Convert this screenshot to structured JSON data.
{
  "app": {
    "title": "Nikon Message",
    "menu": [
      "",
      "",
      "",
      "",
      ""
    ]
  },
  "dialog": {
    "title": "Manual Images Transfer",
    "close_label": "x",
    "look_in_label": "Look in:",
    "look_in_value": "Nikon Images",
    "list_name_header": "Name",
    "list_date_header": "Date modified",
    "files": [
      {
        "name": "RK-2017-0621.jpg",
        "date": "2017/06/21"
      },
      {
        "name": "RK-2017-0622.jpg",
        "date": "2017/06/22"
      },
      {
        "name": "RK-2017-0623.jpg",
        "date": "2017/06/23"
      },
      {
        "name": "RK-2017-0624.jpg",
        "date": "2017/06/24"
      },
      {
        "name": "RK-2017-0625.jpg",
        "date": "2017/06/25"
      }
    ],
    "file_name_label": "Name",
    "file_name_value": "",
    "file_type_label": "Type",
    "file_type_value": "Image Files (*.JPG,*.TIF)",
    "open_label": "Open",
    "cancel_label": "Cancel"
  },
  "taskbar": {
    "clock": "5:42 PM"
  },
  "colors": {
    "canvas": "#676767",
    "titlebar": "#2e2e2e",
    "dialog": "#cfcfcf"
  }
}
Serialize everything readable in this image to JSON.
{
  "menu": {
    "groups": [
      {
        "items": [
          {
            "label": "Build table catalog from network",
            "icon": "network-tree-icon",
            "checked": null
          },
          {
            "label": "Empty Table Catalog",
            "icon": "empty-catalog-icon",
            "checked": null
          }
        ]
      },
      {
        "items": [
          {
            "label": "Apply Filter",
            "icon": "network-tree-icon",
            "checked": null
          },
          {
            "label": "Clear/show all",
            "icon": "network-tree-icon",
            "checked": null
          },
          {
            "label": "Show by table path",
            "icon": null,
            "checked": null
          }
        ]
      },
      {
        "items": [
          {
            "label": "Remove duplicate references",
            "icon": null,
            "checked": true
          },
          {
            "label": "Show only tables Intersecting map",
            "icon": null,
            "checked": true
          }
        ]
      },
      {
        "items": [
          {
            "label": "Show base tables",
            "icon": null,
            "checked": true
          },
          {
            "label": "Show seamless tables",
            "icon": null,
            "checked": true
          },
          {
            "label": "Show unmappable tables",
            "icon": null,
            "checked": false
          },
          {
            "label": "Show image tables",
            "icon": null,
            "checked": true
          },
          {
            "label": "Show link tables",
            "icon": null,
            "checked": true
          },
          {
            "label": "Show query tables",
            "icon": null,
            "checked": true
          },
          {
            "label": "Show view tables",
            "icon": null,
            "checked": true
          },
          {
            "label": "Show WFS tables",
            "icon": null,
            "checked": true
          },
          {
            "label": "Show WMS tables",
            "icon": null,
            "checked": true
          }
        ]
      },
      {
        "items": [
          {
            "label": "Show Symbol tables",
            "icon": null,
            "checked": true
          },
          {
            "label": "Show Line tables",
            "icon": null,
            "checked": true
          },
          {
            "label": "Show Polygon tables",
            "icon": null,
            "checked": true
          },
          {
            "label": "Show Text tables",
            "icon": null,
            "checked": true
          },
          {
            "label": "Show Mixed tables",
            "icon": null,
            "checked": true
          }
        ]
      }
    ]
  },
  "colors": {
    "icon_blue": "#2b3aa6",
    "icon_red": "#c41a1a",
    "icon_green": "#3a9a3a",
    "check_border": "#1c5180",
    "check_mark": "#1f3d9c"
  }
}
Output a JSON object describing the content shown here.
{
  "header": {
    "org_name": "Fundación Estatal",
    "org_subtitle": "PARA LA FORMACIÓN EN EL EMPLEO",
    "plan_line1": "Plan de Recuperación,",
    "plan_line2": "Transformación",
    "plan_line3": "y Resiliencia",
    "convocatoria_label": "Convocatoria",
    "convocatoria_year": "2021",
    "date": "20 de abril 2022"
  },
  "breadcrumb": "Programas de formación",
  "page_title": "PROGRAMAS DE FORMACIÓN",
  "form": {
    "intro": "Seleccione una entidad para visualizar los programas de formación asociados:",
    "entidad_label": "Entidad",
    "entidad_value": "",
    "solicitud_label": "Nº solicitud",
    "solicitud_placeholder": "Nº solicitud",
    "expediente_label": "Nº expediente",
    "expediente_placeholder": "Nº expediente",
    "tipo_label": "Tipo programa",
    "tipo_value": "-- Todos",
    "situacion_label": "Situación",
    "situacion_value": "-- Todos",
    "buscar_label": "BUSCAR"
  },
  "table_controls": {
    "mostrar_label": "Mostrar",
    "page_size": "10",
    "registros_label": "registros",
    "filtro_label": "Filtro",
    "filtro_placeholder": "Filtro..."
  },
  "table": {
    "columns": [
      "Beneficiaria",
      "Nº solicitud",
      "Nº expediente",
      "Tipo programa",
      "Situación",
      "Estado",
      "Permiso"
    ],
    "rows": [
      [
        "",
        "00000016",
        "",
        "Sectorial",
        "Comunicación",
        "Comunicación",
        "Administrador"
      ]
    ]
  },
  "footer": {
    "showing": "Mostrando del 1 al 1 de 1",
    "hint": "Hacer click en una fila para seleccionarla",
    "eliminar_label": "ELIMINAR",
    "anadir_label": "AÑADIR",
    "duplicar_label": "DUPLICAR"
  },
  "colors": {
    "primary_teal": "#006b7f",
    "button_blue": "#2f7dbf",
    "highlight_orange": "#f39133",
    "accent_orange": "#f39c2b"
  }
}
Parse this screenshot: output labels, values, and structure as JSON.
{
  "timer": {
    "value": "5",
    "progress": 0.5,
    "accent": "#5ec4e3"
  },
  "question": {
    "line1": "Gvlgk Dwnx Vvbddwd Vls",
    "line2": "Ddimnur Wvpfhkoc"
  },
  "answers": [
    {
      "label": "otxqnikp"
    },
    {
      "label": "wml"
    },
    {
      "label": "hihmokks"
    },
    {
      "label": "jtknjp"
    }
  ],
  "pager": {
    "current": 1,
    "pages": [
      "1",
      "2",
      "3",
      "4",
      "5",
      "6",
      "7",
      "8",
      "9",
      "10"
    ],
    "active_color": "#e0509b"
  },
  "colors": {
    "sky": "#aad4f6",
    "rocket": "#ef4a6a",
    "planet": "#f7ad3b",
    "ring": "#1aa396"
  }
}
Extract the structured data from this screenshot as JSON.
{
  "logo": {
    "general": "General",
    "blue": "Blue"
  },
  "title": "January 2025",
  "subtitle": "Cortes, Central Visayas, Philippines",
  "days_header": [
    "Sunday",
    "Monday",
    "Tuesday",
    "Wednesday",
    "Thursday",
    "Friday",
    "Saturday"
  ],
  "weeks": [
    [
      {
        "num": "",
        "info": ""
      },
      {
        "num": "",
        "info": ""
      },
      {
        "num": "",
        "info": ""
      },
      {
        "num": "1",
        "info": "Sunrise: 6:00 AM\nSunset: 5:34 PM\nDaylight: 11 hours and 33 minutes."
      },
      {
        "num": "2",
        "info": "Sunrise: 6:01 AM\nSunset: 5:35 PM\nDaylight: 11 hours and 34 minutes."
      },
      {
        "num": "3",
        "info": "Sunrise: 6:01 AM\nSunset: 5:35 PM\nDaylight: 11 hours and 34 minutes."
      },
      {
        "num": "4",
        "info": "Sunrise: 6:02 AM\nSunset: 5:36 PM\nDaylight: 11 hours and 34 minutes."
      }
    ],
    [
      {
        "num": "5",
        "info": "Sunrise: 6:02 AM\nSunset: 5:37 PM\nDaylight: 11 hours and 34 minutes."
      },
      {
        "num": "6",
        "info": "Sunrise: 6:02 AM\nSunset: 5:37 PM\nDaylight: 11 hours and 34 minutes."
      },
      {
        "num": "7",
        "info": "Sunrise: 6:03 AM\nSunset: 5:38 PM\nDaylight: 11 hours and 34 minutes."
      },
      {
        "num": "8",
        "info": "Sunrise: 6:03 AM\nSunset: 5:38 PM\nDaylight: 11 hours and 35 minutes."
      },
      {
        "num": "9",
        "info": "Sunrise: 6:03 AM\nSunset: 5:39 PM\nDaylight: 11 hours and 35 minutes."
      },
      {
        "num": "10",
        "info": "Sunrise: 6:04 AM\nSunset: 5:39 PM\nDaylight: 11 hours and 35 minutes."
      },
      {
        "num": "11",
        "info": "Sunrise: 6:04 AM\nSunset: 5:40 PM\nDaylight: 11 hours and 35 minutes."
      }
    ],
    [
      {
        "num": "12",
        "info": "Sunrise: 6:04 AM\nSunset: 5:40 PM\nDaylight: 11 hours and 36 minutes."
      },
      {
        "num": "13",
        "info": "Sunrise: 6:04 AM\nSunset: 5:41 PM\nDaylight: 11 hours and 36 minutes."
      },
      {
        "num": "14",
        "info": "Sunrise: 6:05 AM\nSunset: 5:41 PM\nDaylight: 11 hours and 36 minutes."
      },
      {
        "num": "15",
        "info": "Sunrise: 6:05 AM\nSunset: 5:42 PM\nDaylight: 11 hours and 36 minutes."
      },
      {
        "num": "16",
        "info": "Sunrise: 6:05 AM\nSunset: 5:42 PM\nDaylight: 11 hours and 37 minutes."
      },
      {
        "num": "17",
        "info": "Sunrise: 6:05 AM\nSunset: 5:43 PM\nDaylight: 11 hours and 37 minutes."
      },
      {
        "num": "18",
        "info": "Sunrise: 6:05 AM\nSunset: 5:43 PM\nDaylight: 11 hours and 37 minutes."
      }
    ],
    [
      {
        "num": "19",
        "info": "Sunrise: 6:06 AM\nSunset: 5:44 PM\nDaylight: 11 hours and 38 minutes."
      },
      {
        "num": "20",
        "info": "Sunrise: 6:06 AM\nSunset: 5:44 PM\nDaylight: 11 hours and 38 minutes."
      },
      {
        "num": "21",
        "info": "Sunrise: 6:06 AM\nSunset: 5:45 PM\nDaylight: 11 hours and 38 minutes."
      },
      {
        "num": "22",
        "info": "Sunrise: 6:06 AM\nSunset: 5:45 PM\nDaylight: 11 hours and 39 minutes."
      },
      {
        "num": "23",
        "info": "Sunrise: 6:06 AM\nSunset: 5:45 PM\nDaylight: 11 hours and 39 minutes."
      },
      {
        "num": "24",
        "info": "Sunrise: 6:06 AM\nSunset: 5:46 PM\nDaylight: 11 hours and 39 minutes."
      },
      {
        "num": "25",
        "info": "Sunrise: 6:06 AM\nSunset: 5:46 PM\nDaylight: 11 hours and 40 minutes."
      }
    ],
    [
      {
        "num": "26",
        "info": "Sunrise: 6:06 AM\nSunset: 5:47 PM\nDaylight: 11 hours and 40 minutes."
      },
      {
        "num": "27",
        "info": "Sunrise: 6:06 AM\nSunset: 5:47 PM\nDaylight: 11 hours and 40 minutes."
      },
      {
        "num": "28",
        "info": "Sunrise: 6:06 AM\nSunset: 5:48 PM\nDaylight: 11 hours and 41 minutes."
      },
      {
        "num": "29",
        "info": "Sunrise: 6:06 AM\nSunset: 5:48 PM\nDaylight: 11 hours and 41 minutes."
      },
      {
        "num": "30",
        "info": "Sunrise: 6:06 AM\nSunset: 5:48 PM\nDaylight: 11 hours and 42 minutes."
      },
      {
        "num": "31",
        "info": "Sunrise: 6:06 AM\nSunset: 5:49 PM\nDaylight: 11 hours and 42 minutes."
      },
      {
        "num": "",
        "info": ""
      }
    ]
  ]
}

....................

> Written task
Show each line in the entries that holds the string "from".

> The solution
            "label": "Build table catalog from network",
Extract the structured data from this screenshot as JSON.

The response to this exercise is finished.